Using the listing below, select the lines with the word "remaining" and copy them.

══════

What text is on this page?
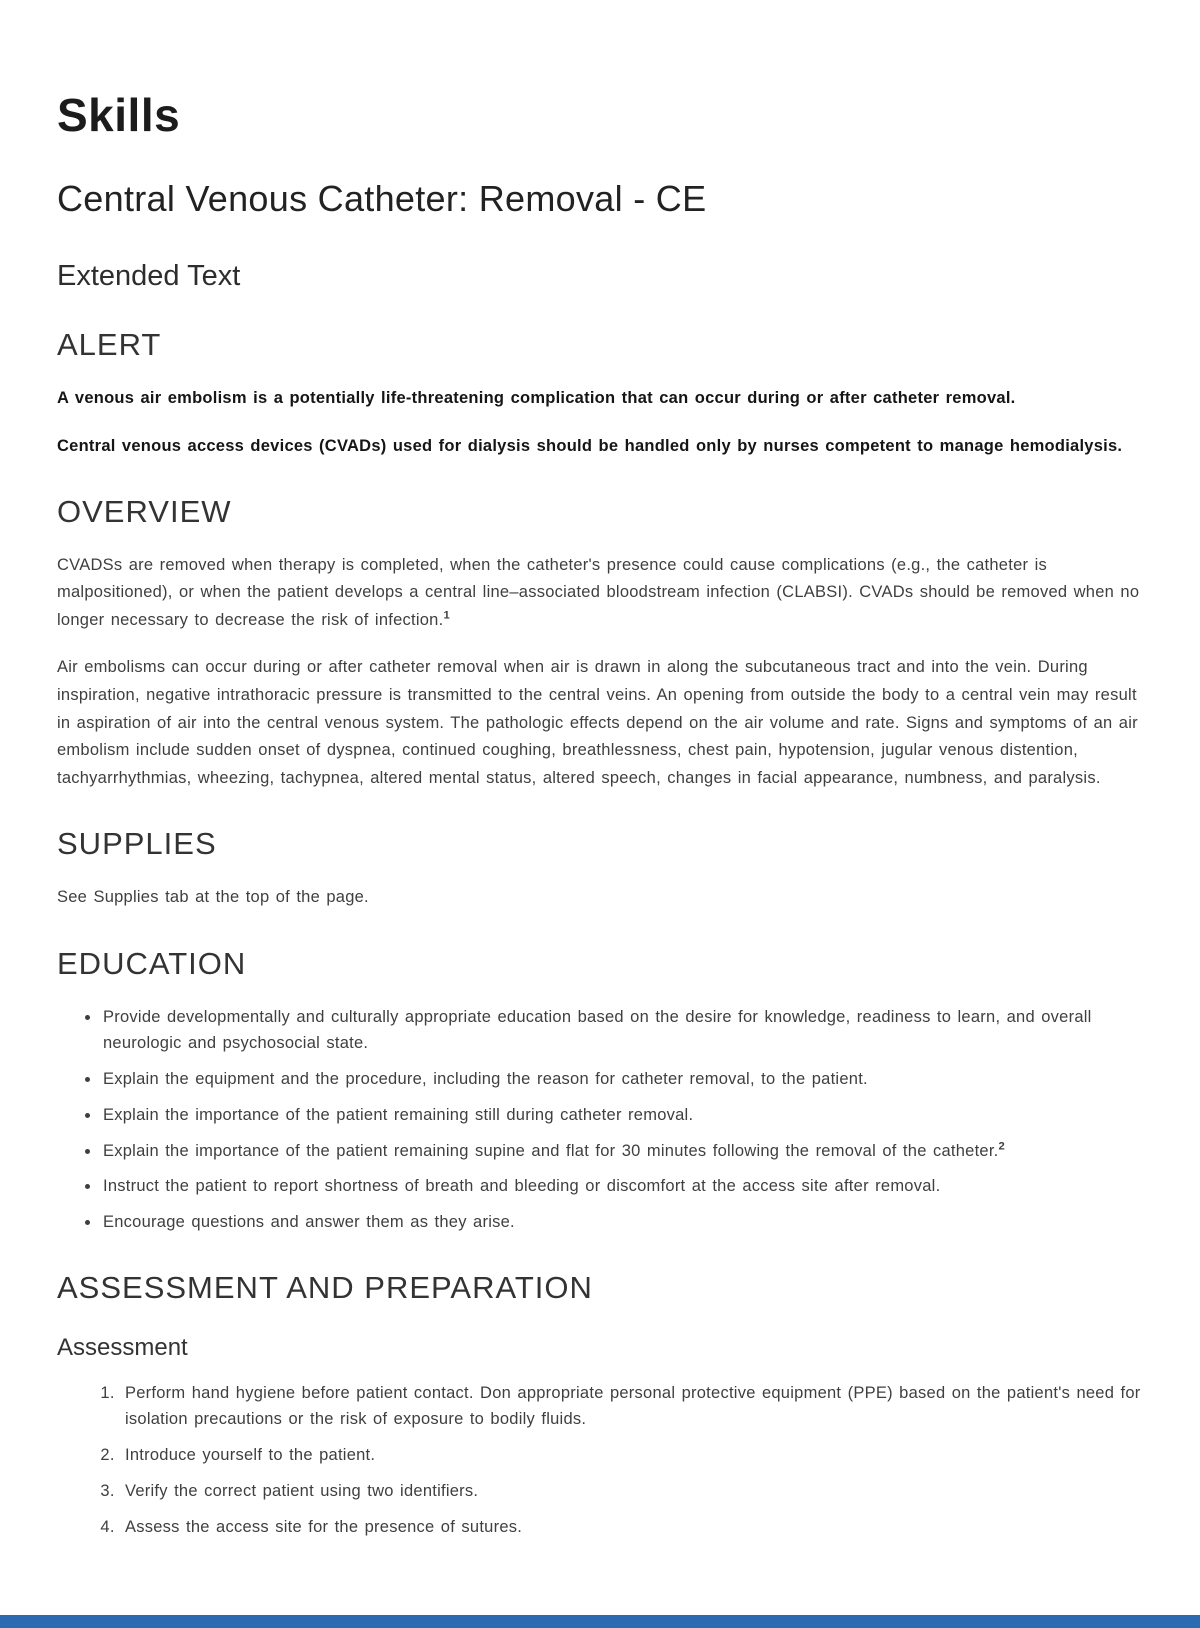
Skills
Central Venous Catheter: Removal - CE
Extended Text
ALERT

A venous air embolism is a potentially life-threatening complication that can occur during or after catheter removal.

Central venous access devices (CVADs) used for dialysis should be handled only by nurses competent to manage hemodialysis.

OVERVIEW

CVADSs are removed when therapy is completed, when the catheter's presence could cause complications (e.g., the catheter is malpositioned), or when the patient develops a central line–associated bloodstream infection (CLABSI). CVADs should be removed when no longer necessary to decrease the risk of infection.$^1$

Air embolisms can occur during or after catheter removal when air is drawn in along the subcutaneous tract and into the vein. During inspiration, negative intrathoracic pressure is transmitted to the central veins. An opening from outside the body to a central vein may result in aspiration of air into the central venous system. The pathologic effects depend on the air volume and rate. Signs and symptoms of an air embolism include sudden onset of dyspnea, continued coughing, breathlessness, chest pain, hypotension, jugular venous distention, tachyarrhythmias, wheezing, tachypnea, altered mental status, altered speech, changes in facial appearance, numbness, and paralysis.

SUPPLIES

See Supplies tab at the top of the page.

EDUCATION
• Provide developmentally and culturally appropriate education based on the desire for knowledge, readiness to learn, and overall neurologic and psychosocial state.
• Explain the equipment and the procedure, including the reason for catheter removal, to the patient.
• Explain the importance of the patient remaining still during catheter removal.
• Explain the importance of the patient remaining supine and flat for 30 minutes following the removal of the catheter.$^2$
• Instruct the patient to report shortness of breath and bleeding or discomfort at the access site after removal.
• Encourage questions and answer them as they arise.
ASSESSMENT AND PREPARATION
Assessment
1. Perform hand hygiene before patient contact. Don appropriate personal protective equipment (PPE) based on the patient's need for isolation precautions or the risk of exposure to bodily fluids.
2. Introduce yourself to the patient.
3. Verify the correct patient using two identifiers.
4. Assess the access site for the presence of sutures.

══════

Solution for this exercise:
• Explain the importance of the patient remaining still during catheter removal.
• Explain the importance of the patient remaining supine and flat for 30 minutes following the removal of the catheter.$^2$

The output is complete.